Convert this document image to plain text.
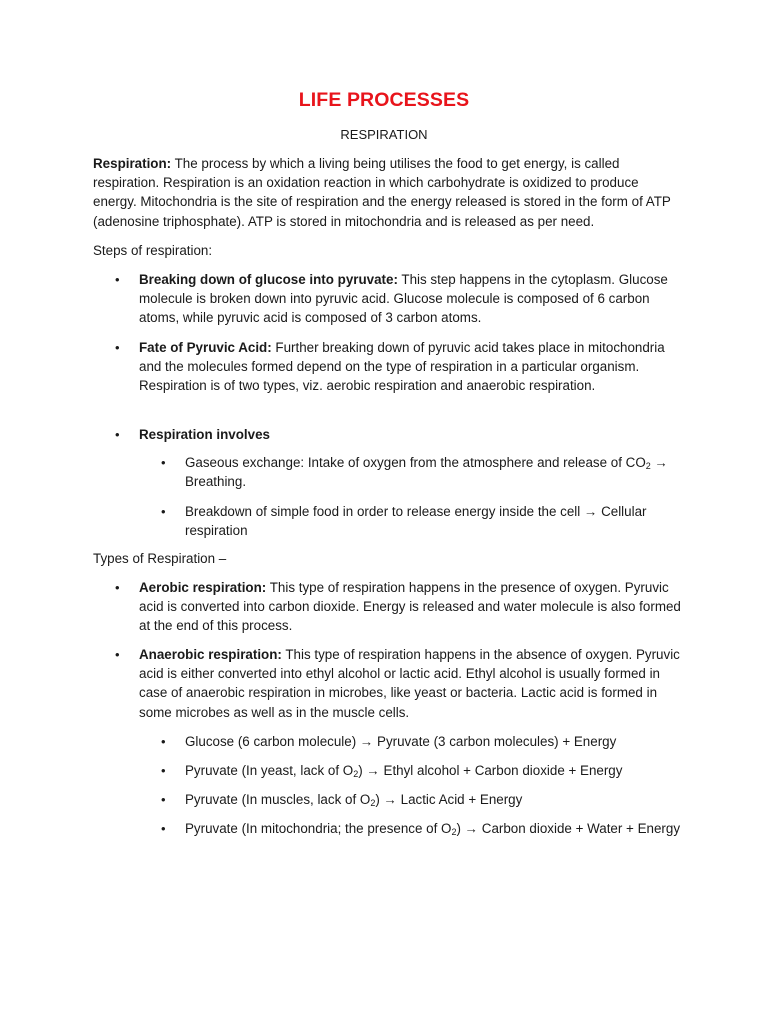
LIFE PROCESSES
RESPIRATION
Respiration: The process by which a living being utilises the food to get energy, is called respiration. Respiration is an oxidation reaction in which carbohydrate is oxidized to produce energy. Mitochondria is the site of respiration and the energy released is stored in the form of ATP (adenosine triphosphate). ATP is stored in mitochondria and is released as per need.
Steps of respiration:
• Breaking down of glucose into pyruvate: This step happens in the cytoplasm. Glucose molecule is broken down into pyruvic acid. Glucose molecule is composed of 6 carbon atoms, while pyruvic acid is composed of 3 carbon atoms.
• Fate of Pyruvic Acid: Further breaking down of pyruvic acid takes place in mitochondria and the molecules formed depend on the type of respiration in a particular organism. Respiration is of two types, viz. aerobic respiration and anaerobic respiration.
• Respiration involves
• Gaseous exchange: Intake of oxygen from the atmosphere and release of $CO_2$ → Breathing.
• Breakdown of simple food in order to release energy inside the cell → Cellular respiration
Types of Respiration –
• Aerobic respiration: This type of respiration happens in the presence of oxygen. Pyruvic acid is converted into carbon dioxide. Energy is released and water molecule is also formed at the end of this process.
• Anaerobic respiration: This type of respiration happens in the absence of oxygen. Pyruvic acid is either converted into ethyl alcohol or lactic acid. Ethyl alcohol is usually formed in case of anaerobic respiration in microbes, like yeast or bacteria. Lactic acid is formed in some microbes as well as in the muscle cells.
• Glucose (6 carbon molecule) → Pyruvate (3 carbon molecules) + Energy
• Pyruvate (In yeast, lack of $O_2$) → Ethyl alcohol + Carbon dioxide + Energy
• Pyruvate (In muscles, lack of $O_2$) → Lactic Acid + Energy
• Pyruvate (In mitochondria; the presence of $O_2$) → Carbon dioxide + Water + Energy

◇ ◇ ◇ ◇ ◇

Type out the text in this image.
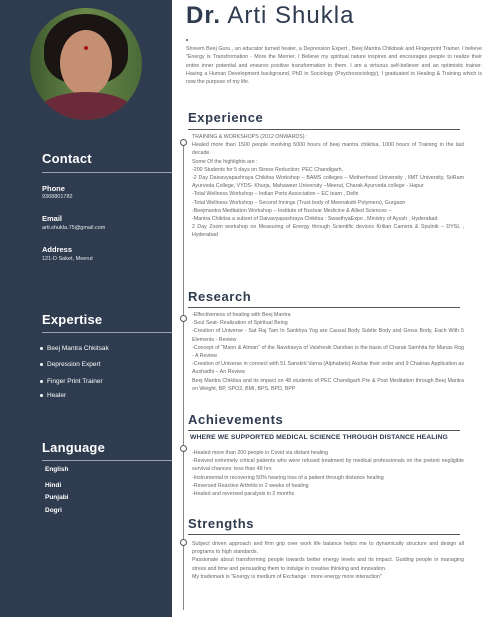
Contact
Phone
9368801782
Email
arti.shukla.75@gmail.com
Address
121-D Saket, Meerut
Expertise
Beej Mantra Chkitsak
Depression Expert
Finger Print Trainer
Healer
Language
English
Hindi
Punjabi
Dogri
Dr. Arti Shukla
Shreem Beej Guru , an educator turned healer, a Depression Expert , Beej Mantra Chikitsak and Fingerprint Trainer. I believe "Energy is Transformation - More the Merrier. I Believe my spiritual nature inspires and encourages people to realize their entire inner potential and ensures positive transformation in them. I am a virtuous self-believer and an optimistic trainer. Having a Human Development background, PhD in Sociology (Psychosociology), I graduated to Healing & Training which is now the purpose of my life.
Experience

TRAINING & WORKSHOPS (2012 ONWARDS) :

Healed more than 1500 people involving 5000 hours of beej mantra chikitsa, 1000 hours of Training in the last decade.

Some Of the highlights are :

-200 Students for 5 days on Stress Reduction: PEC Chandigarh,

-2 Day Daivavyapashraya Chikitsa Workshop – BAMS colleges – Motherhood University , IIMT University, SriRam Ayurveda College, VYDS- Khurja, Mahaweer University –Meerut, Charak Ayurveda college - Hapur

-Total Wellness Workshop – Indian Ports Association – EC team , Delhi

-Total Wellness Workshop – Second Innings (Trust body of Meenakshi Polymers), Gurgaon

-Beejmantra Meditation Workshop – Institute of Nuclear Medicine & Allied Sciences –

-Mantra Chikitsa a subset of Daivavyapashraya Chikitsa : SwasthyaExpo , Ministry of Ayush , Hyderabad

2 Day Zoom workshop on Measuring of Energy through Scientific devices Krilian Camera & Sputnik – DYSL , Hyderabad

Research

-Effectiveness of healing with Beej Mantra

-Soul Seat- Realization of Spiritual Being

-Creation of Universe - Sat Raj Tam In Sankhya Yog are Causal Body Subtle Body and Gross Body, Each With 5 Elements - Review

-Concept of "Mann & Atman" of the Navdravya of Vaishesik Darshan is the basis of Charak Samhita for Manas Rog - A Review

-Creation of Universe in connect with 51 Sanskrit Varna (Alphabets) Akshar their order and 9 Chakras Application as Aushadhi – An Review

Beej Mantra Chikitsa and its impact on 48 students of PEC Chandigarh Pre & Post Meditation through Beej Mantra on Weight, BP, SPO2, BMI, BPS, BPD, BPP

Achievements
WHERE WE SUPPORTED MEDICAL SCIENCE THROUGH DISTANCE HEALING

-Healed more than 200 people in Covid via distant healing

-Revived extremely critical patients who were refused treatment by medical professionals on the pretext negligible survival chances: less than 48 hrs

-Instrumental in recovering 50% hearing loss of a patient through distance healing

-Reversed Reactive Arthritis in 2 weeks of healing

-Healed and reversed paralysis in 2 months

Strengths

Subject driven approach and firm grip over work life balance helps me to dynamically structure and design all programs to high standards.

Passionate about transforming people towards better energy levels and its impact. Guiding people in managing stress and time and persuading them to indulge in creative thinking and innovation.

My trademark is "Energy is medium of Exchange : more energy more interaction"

◇ ◇ ◇ ◇ ◇

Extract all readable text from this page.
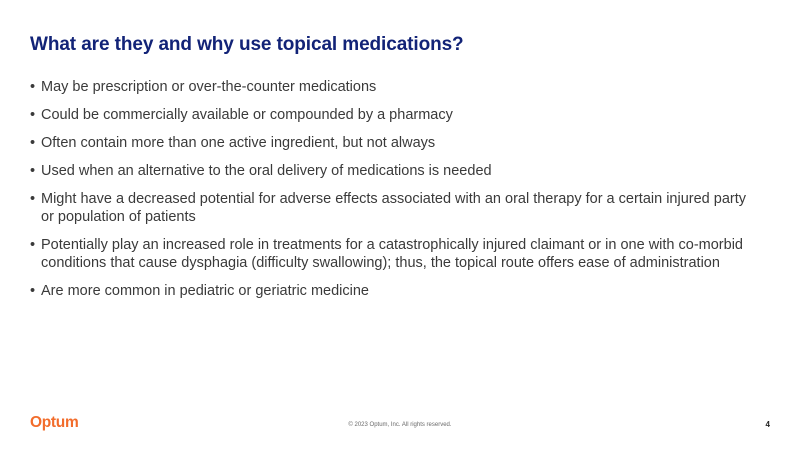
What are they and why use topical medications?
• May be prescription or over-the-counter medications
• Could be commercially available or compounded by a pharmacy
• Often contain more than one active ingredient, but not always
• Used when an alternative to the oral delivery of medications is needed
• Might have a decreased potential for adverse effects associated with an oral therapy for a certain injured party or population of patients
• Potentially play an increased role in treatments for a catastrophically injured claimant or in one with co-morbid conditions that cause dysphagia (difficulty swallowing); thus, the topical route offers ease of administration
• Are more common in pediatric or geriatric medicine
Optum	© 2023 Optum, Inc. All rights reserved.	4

◇ ◇ ◇ ◇ ◇

ASSIGNED TASK
Of the records above, copy each line that includes "Healed".

OUTPUT
Healed more than 1500 people involving 5000 hours of beej mantra chikitsa, 1000 hours of Training in the last decade.
-Healed more than 200 people in Covid via distant healing
-Healed and reversed paralysis in 2 months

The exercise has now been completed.